> [Problem to solve]: Below are the entries; state how many of their lines contain the string "canton", and nothing more.

> [Rows]:
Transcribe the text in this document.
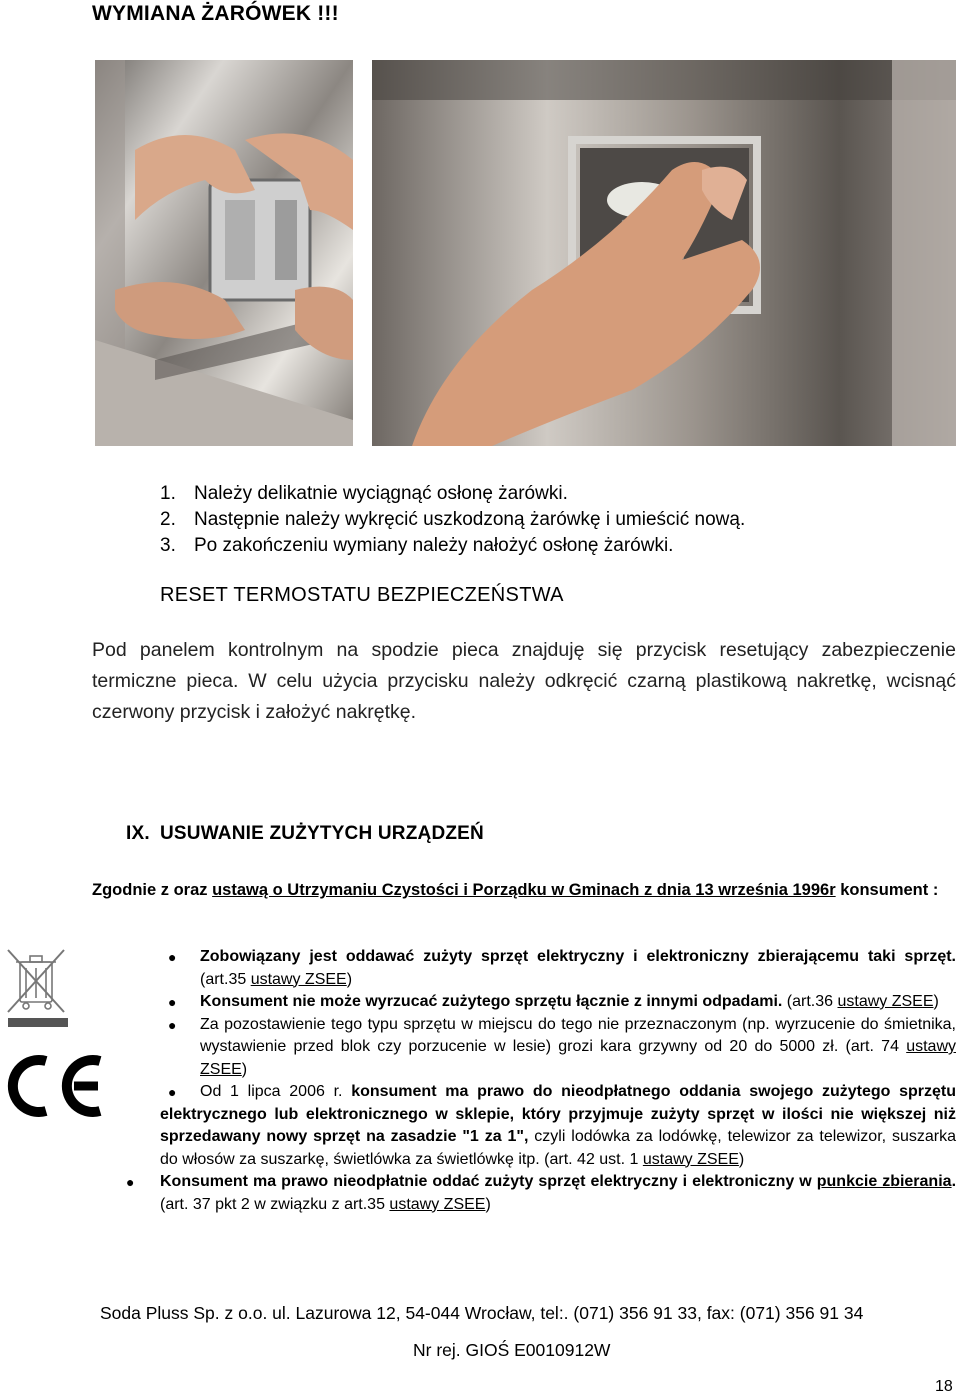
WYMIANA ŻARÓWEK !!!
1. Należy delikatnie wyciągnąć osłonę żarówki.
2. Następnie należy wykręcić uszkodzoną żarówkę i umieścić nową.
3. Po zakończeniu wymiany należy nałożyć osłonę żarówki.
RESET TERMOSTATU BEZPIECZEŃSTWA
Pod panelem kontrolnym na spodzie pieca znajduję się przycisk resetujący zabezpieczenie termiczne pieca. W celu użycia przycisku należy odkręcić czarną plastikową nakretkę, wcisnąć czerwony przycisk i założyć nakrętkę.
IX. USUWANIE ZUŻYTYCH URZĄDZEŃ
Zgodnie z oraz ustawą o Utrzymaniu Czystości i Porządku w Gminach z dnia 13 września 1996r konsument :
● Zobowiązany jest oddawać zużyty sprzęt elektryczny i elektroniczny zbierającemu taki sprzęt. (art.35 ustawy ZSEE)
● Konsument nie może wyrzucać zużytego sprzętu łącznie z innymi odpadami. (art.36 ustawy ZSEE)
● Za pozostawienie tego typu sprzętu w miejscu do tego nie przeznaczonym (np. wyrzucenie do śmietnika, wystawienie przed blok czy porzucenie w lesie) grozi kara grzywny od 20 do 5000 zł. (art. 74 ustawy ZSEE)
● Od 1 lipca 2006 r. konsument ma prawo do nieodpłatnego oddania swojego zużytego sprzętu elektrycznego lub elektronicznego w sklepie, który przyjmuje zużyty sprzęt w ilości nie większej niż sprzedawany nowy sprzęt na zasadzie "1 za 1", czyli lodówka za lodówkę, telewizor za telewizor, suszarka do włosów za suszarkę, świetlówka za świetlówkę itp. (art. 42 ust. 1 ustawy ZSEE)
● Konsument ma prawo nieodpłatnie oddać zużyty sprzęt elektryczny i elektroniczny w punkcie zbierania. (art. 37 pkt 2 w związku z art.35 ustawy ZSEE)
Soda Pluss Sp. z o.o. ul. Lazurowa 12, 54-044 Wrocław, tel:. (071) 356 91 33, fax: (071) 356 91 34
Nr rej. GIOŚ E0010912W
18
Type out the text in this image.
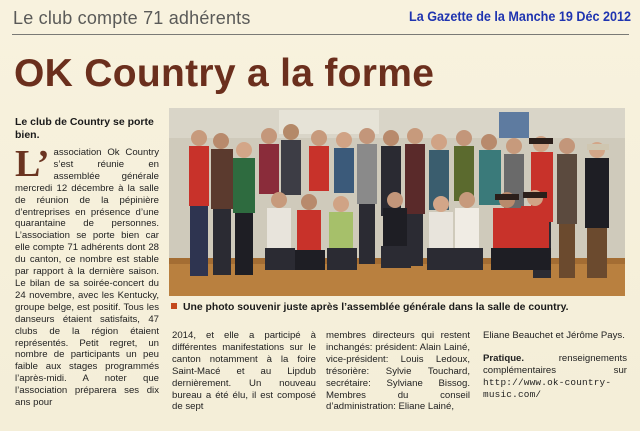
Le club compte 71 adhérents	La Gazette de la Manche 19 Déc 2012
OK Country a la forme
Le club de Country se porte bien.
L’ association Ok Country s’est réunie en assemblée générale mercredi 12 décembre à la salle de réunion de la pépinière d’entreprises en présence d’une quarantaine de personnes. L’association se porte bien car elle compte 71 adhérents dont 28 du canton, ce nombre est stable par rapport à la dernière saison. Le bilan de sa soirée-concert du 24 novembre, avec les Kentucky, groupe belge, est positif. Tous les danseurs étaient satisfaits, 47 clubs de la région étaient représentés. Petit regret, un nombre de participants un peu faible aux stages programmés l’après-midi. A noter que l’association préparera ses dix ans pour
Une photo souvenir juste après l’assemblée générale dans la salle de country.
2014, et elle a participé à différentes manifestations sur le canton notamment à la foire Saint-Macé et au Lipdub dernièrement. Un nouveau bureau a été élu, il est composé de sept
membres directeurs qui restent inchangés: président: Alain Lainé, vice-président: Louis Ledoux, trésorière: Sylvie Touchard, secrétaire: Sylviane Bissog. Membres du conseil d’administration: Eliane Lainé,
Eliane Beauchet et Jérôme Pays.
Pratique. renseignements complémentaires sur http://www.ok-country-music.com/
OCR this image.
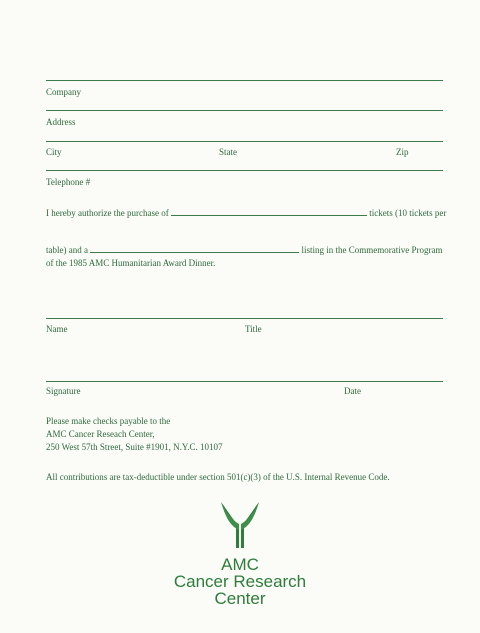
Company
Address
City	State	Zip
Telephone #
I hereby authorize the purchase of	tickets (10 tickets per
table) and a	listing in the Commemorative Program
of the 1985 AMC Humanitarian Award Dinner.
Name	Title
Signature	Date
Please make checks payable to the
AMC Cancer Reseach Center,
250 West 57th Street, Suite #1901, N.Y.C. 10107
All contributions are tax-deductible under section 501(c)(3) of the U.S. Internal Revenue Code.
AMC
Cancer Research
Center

--

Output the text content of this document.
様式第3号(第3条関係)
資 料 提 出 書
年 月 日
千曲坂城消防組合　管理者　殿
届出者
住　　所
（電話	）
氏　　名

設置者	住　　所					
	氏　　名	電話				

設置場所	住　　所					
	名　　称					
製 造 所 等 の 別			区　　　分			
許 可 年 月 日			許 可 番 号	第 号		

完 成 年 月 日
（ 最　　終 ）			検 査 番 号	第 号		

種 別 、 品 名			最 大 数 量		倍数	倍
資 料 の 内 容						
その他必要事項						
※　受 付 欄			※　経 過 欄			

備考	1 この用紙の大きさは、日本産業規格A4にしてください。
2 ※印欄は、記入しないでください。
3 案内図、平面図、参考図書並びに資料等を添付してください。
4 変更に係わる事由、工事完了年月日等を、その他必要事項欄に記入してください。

> [Answer to the task]: 2